Start of DATA SHOWN

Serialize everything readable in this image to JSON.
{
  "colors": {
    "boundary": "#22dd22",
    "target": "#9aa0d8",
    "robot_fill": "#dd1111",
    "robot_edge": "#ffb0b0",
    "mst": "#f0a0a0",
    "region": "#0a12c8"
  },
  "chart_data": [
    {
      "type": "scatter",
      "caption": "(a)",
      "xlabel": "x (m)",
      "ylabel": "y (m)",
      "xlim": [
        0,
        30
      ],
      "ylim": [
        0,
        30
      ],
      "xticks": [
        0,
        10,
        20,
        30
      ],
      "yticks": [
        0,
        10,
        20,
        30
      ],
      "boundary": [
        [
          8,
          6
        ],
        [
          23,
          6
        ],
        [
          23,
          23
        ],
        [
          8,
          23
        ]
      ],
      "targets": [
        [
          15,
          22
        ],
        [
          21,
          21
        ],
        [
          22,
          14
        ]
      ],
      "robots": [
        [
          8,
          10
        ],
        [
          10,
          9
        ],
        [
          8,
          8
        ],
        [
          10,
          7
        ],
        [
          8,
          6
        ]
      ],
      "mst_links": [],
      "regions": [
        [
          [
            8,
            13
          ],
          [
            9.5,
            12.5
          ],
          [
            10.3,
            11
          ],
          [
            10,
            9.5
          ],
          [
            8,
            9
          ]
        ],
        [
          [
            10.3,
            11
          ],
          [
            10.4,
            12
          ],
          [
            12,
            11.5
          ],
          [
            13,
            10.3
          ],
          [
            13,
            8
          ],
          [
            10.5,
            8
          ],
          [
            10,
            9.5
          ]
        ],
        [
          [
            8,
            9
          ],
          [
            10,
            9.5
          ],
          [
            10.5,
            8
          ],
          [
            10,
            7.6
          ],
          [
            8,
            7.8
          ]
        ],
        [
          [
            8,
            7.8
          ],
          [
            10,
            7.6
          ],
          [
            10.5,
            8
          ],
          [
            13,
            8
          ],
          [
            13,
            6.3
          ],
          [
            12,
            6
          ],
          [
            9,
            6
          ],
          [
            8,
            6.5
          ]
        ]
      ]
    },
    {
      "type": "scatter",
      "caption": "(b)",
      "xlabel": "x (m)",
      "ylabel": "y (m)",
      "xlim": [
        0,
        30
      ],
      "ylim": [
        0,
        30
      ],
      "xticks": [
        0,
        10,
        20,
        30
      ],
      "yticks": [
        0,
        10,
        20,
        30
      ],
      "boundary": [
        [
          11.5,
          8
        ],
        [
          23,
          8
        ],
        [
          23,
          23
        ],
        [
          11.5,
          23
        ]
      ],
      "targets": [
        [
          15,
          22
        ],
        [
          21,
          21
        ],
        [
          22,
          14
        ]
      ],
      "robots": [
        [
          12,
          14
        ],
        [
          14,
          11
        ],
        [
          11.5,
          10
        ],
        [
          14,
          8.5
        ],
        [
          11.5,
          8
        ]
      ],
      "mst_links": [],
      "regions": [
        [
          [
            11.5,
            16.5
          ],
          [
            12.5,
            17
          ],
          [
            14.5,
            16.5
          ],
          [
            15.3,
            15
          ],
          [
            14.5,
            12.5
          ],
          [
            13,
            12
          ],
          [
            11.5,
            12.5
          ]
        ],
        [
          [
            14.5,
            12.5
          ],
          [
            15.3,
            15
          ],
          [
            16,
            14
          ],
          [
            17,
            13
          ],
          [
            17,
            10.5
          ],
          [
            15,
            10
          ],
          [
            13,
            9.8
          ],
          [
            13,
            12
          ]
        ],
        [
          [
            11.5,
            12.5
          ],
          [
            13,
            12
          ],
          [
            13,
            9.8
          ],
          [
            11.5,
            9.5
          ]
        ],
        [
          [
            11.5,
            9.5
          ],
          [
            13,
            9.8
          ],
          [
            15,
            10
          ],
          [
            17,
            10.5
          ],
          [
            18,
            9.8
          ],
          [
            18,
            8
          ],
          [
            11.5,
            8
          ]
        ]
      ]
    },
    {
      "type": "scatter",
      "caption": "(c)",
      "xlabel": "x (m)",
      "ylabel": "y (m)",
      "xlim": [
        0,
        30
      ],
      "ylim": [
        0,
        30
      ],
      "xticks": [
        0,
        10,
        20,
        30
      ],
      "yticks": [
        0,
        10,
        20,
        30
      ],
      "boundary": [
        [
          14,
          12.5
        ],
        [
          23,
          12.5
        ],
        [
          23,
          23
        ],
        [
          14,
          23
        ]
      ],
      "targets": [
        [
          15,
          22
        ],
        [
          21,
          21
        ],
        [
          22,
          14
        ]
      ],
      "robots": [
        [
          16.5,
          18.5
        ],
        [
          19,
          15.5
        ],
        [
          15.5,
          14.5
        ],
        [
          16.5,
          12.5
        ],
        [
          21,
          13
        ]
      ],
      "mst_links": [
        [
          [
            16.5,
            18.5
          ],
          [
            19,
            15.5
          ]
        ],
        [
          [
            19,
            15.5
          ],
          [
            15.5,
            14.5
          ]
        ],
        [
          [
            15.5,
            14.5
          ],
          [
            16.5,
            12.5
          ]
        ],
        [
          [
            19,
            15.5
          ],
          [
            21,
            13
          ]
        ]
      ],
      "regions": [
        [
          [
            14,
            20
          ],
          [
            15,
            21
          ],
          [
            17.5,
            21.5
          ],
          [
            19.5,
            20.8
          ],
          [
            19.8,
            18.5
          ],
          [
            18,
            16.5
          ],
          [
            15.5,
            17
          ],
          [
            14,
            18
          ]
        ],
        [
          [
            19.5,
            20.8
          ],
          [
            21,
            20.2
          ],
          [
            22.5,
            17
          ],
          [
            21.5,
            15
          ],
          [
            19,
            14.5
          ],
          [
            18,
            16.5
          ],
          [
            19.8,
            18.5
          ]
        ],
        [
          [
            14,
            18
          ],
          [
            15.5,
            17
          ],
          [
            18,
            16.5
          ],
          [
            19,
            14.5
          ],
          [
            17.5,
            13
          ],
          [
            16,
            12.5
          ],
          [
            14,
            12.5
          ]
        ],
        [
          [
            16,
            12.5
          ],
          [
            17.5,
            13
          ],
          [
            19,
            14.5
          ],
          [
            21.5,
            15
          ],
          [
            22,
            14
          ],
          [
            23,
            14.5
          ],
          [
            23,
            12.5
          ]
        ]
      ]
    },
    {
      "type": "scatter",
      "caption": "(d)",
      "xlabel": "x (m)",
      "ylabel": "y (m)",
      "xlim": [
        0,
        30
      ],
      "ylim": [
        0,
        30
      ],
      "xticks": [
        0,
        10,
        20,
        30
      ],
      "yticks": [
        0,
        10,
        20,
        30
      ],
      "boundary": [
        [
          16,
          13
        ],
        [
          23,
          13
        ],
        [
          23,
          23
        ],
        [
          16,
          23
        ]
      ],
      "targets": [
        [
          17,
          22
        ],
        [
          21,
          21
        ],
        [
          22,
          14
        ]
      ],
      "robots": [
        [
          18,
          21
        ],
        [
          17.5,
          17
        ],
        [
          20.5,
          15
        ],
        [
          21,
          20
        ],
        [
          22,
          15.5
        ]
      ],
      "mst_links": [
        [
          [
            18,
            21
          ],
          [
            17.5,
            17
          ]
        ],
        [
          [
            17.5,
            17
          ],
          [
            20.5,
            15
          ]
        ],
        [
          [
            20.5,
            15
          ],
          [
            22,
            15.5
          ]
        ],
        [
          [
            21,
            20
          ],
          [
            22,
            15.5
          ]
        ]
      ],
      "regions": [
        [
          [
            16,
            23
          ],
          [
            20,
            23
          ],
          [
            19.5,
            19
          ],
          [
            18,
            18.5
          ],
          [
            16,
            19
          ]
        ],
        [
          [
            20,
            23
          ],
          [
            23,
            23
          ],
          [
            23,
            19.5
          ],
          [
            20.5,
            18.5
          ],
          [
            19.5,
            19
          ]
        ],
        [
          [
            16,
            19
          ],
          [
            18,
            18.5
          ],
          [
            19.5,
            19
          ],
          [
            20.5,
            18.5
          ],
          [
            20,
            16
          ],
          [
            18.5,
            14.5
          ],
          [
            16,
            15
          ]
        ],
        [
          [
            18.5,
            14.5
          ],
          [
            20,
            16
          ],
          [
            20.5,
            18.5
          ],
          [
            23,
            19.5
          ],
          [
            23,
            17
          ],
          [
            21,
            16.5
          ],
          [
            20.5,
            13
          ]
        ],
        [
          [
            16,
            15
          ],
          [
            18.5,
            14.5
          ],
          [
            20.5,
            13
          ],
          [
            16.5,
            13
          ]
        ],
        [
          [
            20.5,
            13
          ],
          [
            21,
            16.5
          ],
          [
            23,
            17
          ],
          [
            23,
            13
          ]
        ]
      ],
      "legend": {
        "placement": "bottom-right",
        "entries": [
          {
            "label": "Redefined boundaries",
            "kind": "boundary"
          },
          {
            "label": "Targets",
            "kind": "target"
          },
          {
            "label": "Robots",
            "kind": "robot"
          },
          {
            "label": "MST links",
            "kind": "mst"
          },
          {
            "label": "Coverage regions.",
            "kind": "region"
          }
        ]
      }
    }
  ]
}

End of DATA SHOWN

WRITTEN INSTRUCTION: In the listing above, find each line with the word "kind" and copy it.

EXERCISE ANSWER:
            "kind": "boundary"
            "kind": "target"
            "kind": "robot"
            "kind": "mst"
            "kind": "region"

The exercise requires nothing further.